### Exercise aim
Wherever a line holds the word "JSON", copy that line out.

Dataset items:
== == ==
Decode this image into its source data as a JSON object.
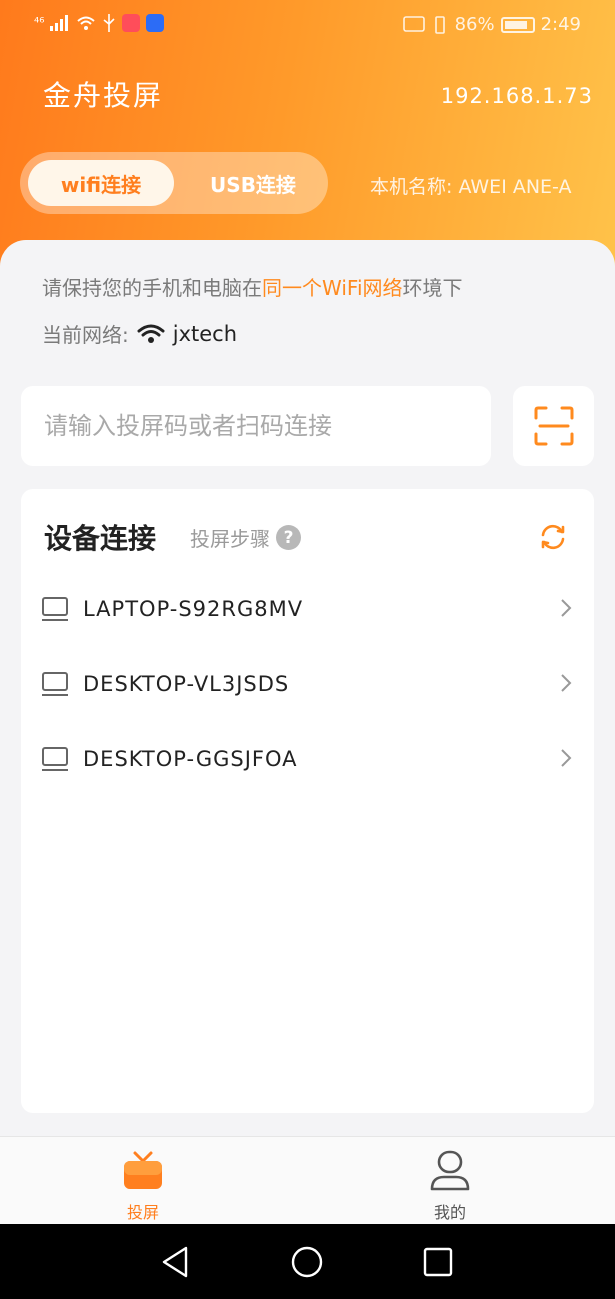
{
  "status_bar": {
    "network_type": "⁴⁶",
    "battery": "86%",
    "time": "2:49"
  },
  "header": {
    "app_title": "金舟投屏",
    "ip_address": "192.168.1.73",
    "tabs": [
      "wifi连接",
      "USB连接"
    ],
    "device_name": "本机名称: AWEI ANE-A"
  },
  "hint": {
    "prefix": "请保持您的手机和电脑在",
    "highlight": "同一个WiFi网络",
    "suffix": "环境下"
  },
  "network": {
    "label": "当前网络:",
    "ssid": "jxtech"
  },
  "connect_input": {
    "placeholder": "请输入投屏码或者扫码连接"
  },
  "device_panel": {
    "title": "设备连接",
    "steps_label": "投屏步骤",
    "help_glyph": "?",
    "devices": [
      "LAPTOP-S92RG8MV",
      "DESKTOP-VL3JSDS",
      "DESKTOP-GGSJFOA"
    ]
  },
  "tabbar": {
    "cast_label": "投屏",
    "mine_label": "我的"
  },
  "colors": {
    "accent": "#ff7f1f",
    "header_start": "#ff7a1c",
    "header_end": "#ffc34a"
  }
}
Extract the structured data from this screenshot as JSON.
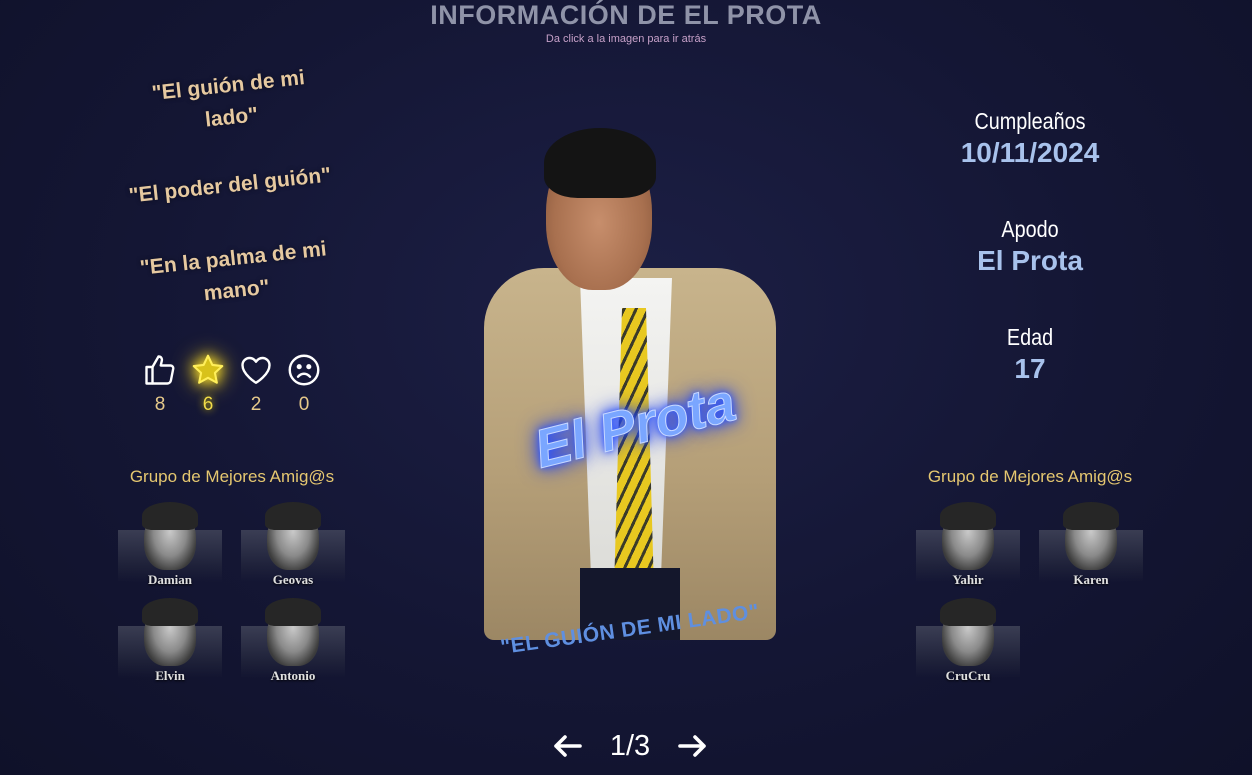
{
  "header": {
    "title": "INFORMACIÓN DE EL PROTA",
    "subtitle": "Da click a la imagen para ir atrás"
  },
  "quotes": [
    "\"El guión de mi lado\"",
    "\"El poder del guión\"",
    "\"En la palma de mi mano\""
  ],
  "reactions": [
    {
      "icon": "thumbs-up-icon",
      "count": "8"
    },
    {
      "icon": "star-icon",
      "count": "6",
      "active": true
    },
    {
      "icon": "heart-icon",
      "count": "2"
    },
    {
      "icon": "sad-face-icon",
      "count": "0"
    }
  ],
  "friends_left": {
    "title": "Grupo de Mejores Amig@s",
    "members": [
      "Damian",
      "Geovas",
      "Elvin",
      "Antonio"
    ]
  },
  "friends_right": {
    "title": "Grupo de Mejores Amig@s",
    "members": [
      "Yahir",
      "Karen",
      "CruCru"
    ]
  },
  "photo": {
    "name": "El Prota",
    "quote": "\"EL GUIÓN DE MI LADO\""
  },
  "info": {
    "birthday_label": "Cumpleaños",
    "birthday_value": "10/11/2024",
    "nickname_label": "Apodo",
    "nickname_value": "El Prota",
    "age_label": "Edad",
    "age_value": "17"
  },
  "pager": {
    "current": "1/3",
    "prev_icon": "arrow-left-icon",
    "next_icon": "arrow-right-icon"
  },
  "colors": {
    "background": "#141634",
    "quote": "#e6c9a0",
    "gold": "#e5c770",
    "info_value": "#a8c2ec",
    "name_glow": "#2448ff"
  }
}
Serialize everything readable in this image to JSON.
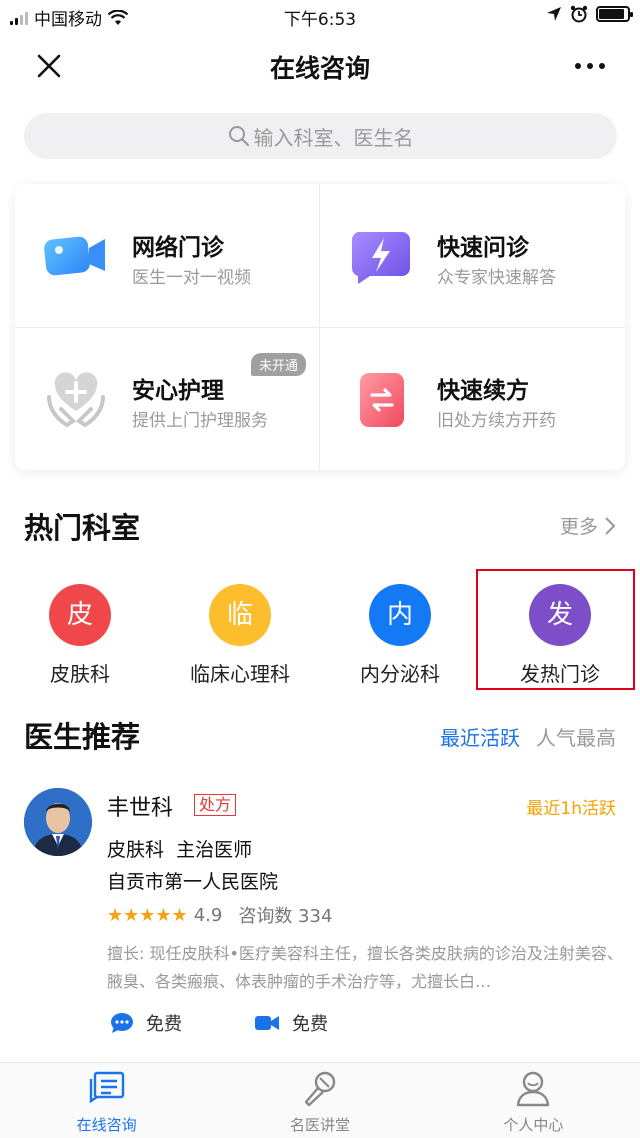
{
  "status": {
    "carrier": "中国移动",
    "time": "下午6:53",
    "battery_level": 0.9
  },
  "nav": {
    "title": "在线咨询"
  },
  "search": {
    "placeholder": "输入科室、医生名"
  },
  "services": [
    {
      "title": "网络门诊",
      "subtitle": "医生一对一视频",
      "icon": "video-camera-icon"
    },
    {
      "title": "快速问诊",
      "subtitle": "众专家快速解答",
      "icon": "lightning-chat-icon"
    },
    {
      "title": "安心护理",
      "subtitle": "提供上门护理服务",
      "icon": "care-hands-icon",
      "badge": "未开通"
    },
    {
      "title": "快速续方",
      "subtitle": "旧处方续方开药",
      "icon": "renew-prescription-icon"
    }
  ],
  "departments_section": {
    "title": "热门科室",
    "more": "更多"
  },
  "departments": [
    {
      "char": "皮",
      "label": "皮肤科",
      "color": "#f0474a"
    },
    {
      "char": "临",
      "label": "临床心理科",
      "color": "#fcbe2c"
    },
    {
      "char": "内",
      "label": "内分泌科",
      "color": "#1479f5"
    },
    {
      "char": "发",
      "label": "发热门诊",
      "color": "#7c4ec8"
    }
  ],
  "doctors_section": {
    "title": "医生推荐",
    "sort_tabs": [
      {
        "label": "最近活跃",
        "active": true
      },
      {
        "label": "人气最高",
        "active": false
      }
    ]
  },
  "doctor": {
    "name": "丰世科",
    "badge": "处方",
    "active": "最近1h活跃",
    "department": "皮肤科",
    "title": "主治医师",
    "hospital": "自贡市第一人民医院",
    "rating": "4.9",
    "consult_count": "咨询数 334",
    "description": "擅长: 现任皮肤科•医疗美容科主任，擅长各类皮肤病的诊治及注射美容、腋臭、各类瘢痕、体表肿瘤的手术治疗等，尤擅长白…",
    "fees": [
      {
        "icon": "chat-bubble-icon",
        "label": "免费"
      },
      {
        "icon": "video-icon",
        "label": "免费"
      }
    ]
  },
  "tabbar": [
    {
      "label": "在线咨询",
      "active": true
    },
    {
      "label": "名医讲堂",
      "active": false
    },
    {
      "label": "个人中心",
      "active": false
    }
  ],
  "colors": {
    "accent": "#1a73e8",
    "inactive": "#888888",
    "highlight_box": "#e0001b"
  }
}
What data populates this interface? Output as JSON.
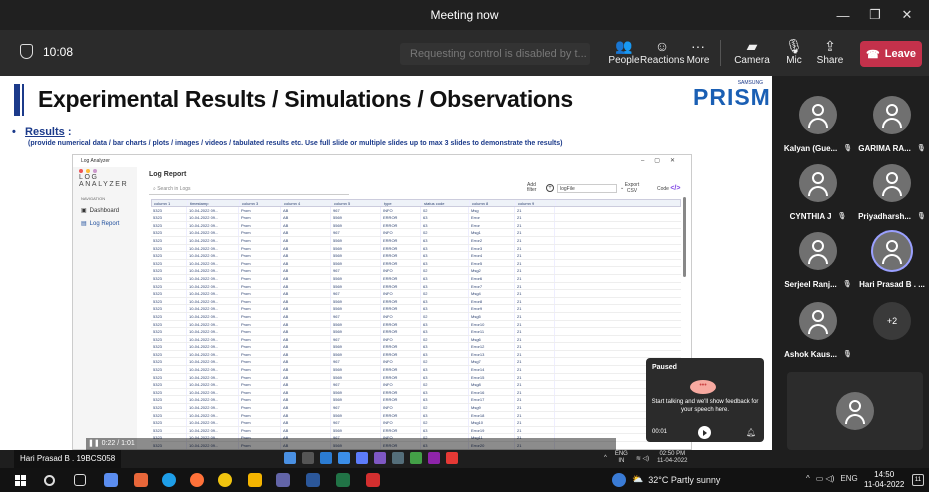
{
  "window": {
    "title": "Meeting now",
    "controls": [
      "—",
      "❐",
      "✕"
    ]
  },
  "toolbar": {
    "timer": "10:08",
    "request_control_text": "Requesting control is disabled by t...",
    "buttons": [
      {
        "label": "People",
        "icon": "people-icon"
      },
      {
        "label": "Reactions",
        "icon": "reactions-icon"
      },
      {
        "label": "More",
        "icon": "more-icon"
      },
      {
        "label": "Camera",
        "icon": "camera-off-icon"
      },
      {
        "label": "Mic",
        "icon": "mic-off-icon"
      },
      {
        "label": "Share",
        "icon": "share-icon"
      }
    ],
    "leave_label": "Leave",
    "leave_color": "#c4314b"
  },
  "slide": {
    "title": "Experimental Results / Simulations / Observations",
    "brand": "PRISM",
    "brand_top": "SAMSUNG",
    "bullet_heading": "Results",
    "bullet_colon": " :",
    "description": "(provide numerical data / bar charts / plots / images / videos / tabulated results etc. Use full slide or multiple slides up to max 3 slides to demonstrate the results)",
    "accent_color": "#1b3a8a"
  },
  "app": {
    "window_title": "Log Analyzer",
    "brand": "LOG ANALYZER",
    "nav_heading": "NAVIGATION",
    "nav_items": [
      "Dashboard",
      "Log Report"
    ],
    "page_title": "Log Report",
    "search_placeholder": "Search in Logs",
    "add_filter_label": "Add filter",
    "combo_value": "logFile",
    "export_label": "Export CSV",
    "code_label": "Code",
    "columns": [
      "column 1",
      "timestamp",
      "column 3",
      "column 4",
      "column 5",
      "type",
      "status code",
      "column 8",
      "column 9"
    ],
    "rows": [
      [
        "5323",
        "10-04-2022 09...",
        "Prom",
        "AB",
        "967",
        "INFO",
        "02",
        "Msg",
        "21"
      ],
      [
        "5323",
        "10-04-2022 09...",
        "Prom",
        "AB",
        "5569",
        "ERROR",
        "63",
        "Error",
        "21"
      ],
      [
        "5323",
        "10-04-2022 09...",
        "Prom",
        "AB",
        "5569",
        "ERROR",
        "63",
        "Error",
        "21"
      ],
      [
        "5323",
        "10-04-2022 09...",
        "Prom",
        "AB",
        "967",
        "INFO",
        "02",
        "Msg1",
        "21"
      ],
      [
        "5323",
        "10-04-2022 09...",
        "Prom",
        "AB",
        "5569",
        "ERROR",
        "63",
        "Error2",
        "21"
      ],
      [
        "5323",
        "10-04-2022 09...",
        "Prom",
        "AB",
        "5569",
        "ERROR",
        "63",
        "Error3",
        "21"
      ],
      [
        "5323",
        "10-04-2022 09...",
        "Prom",
        "AB",
        "5569",
        "ERROR",
        "63",
        "Error4",
        "21"
      ],
      [
        "5323",
        "10-04-2022 09...",
        "Prom",
        "AB",
        "5569",
        "ERROR",
        "63",
        "Error5",
        "21"
      ],
      [
        "5323",
        "10-04-2022 09...",
        "Prom",
        "AB",
        "967",
        "INFO",
        "02",
        "Msg2",
        "21"
      ],
      [
        "5323",
        "10-04-2022 09...",
        "Prom",
        "AB",
        "5569",
        "ERROR",
        "63",
        "Error6",
        "21"
      ],
      [
        "5323",
        "10-04-2022 09...",
        "Prom",
        "AB",
        "5569",
        "ERROR",
        "63",
        "Error7",
        "21"
      ],
      [
        "5323",
        "10-04-2022 09...",
        "Prom",
        "AB",
        "967",
        "INFO",
        "02",
        "Msg4",
        "21"
      ],
      [
        "5323",
        "10-04-2022 09...",
        "Prom",
        "AB",
        "5569",
        "ERROR",
        "63",
        "Error8",
        "21"
      ],
      [
        "5323",
        "10-04-2022 09...",
        "Prom",
        "AB",
        "5569",
        "ERROR",
        "63",
        "Error9",
        "21"
      ],
      [
        "5323",
        "10-04-2022 09...",
        "Prom",
        "AB",
        "967",
        "INFO",
        "02",
        "Msg5",
        "21"
      ],
      [
        "5323",
        "10-04-2022 09...",
        "Prom",
        "AB",
        "5569",
        "ERROR",
        "63",
        "Error10",
        "21"
      ],
      [
        "5323",
        "10-04-2022 09...",
        "Prom",
        "AB",
        "5569",
        "ERROR",
        "63",
        "Error11",
        "21"
      ],
      [
        "5323",
        "10-04-2022 09...",
        "Prom",
        "AB",
        "967",
        "INFO",
        "02",
        "Msg6",
        "21"
      ],
      [
        "5323",
        "10-04-2022 09...",
        "Prom",
        "AB",
        "5569",
        "ERROR",
        "63",
        "Error12",
        "21"
      ],
      [
        "5323",
        "10-04-2022 09...",
        "Prom",
        "AB",
        "5569",
        "ERROR",
        "63",
        "Error13",
        "21"
      ],
      [
        "5323",
        "10-04-2022 09...",
        "Prom",
        "AB",
        "967",
        "INFO",
        "02",
        "Msg7",
        "21"
      ],
      [
        "5323",
        "10-04-2022 09...",
        "Prom",
        "AB",
        "5569",
        "ERROR",
        "63",
        "Error14",
        "21"
      ],
      [
        "5323",
        "10-04-2022 09...",
        "Prom",
        "AB",
        "5569",
        "ERROR",
        "63",
        "Error15",
        "21"
      ],
      [
        "5323",
        "10-04-2022 09...",
        "Prom",
        "AB",
        "967",
        "INFO",
        "02",
        "Msg8",
        "21"
      ],
      [
        "5323",
        "10-04-2022 09...",
        "Prom",
        "AB",
        "5569",
        "ERROR",
        "63",
        "Error16",
        "21"
      ],
      [
        "5323",
        "10-04-2022 09...",
        "Prom",
        "AB",
        "5569",
        "ERROR",
        "63",
        "Error17",
        "21"
      ],
      [
        "5323",
        "10-04-2022 09...",
        "Prom",
        "AB",
        "967",
        "INFO",
        "02",
        "Msg9",
        "21"
      ],
      [
        "5323",
        "10-04-2022 09...",
        "Prom",
        "AB",
        "5569",
        "ERROR",
        "63",
        "Error18",
        "21"
      ],
      [
        "5323",
        "10-04-2022 09...",
        "Prom",
        "AB",
        "967",
        "INFO",
        "02",
        "Msg10",
        "21"
      ],
      [
        "5323",
        "10-04-2022 09...",
        "Prom",
        "AB",
        "5569",
        "ERROR",
        "63",
        "Error19",
        "21"
      ],
      [
        "5323",
        "10-04-2022 09...",
        "Prom",
        "AB",
        "967",
        "INFO",
        "02",
        "Msg11",
        "21"
      ],
      [
        "5323",
        "10-04-2022 09...",
        "Prom",
        "AB",
        "5569",
        "ERROR",
        "63",
        "Error20",
        "21"
      ],
      [
        "5323",
        "10-04-2022 09...",
        "Prom",
        "AB",
        "967",
        "INFO",
        "02",
        "Msg12",
        "21"
      ],
      [
        "5323",
        "10-04-2022 09...",
        "Prom",
        "AB",
        "5569",
        "ERROR",
        "63",
        "Error21",
        "21"
      ]
    ],
    "video_time": "❚❚  0:22 / 1:01"
  },
  "coach": {
    "status": "Paused",
    "message": "Start talking and we'll show feedback for your speech here.",
    "time": "00:01"
  },
  "presenter": {
    "name": "Hari Prasad B . 19BCS058",
    "lang": "ENG",
    "lang_sub": "IN",
    "time": "02:50 PM",
    "date": "11-04-2022"
  },
  "participants": [
    {
      "name": "Kalyan (Gue...",
      "muted": true
    },
    {
      "name": "GARIMA RA...",
      "muted": true
    },
    {
      "name": "CYNTHIA J",
      "muted": true
    },
    {
      "name": "Priyadharsh...",
      "muted": true
    },
    {
      "name": "Serjeel Ranj...",
      "muted": true
    },
    {
      "name": "Hari Prasad B . ...",
      "muted": false,
      "active": true
    },
    {
      "name": "Ashok Kaus...",
      "muted": true
    }
  ],
  "more_participants": "+2",
  "taskbar": {
    "weather": "32°C  Partly sunny",
    "lang": "ENG",
    "time": "14:50",
    "date": "11-04-2022",
    "notif_count": "11"
  }
}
== == ==
### Solution for this task
Decode this image into its source data as a JSON object.
Extract the structured data from this screenshot as JSON.
Serialize everything readable in this image to JSON.
What data populates this interface? Output as JSON.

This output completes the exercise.